Recorded data:
"""

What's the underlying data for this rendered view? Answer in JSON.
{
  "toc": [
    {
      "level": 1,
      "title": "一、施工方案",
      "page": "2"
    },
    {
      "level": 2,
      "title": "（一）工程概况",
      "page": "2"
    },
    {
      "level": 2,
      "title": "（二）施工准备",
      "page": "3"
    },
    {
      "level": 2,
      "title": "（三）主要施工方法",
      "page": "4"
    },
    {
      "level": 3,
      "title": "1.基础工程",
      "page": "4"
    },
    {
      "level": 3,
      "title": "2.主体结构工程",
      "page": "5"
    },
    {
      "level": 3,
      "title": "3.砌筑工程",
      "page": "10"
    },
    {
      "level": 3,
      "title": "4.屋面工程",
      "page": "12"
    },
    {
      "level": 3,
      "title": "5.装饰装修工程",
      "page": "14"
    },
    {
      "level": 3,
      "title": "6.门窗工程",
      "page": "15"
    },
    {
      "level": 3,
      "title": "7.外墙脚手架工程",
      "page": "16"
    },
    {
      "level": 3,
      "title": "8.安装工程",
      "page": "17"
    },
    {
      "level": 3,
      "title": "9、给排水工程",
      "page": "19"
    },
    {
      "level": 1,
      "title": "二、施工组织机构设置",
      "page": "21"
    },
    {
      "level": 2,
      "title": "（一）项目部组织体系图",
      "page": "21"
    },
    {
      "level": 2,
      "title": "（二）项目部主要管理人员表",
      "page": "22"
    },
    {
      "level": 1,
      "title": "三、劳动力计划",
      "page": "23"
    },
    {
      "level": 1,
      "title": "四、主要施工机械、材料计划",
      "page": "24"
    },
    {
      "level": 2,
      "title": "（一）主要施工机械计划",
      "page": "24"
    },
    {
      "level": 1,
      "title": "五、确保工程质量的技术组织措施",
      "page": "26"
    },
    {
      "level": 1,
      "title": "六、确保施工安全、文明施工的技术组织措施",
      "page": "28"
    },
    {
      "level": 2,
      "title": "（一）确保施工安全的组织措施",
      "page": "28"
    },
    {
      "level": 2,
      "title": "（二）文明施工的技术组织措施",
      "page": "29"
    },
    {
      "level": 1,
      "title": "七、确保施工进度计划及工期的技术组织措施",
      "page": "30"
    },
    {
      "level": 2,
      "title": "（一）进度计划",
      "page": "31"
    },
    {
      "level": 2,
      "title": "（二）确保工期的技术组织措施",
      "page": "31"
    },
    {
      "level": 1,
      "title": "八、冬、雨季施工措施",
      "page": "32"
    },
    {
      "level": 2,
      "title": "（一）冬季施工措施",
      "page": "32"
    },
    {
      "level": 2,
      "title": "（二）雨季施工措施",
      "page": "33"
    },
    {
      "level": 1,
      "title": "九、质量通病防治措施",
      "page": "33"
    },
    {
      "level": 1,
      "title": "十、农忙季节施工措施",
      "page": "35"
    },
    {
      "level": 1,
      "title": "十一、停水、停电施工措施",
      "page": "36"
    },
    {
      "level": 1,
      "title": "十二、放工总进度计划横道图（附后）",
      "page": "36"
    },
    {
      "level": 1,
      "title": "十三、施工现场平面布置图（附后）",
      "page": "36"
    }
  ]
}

"""

Written request:
Copy all lines above containing the string "文明施工的技术组织措施".

Complete answer:
      "title": "六、确保施工安全、文明施工的技术组织措施",
      "title": "（二）文明施工的技术组织措施",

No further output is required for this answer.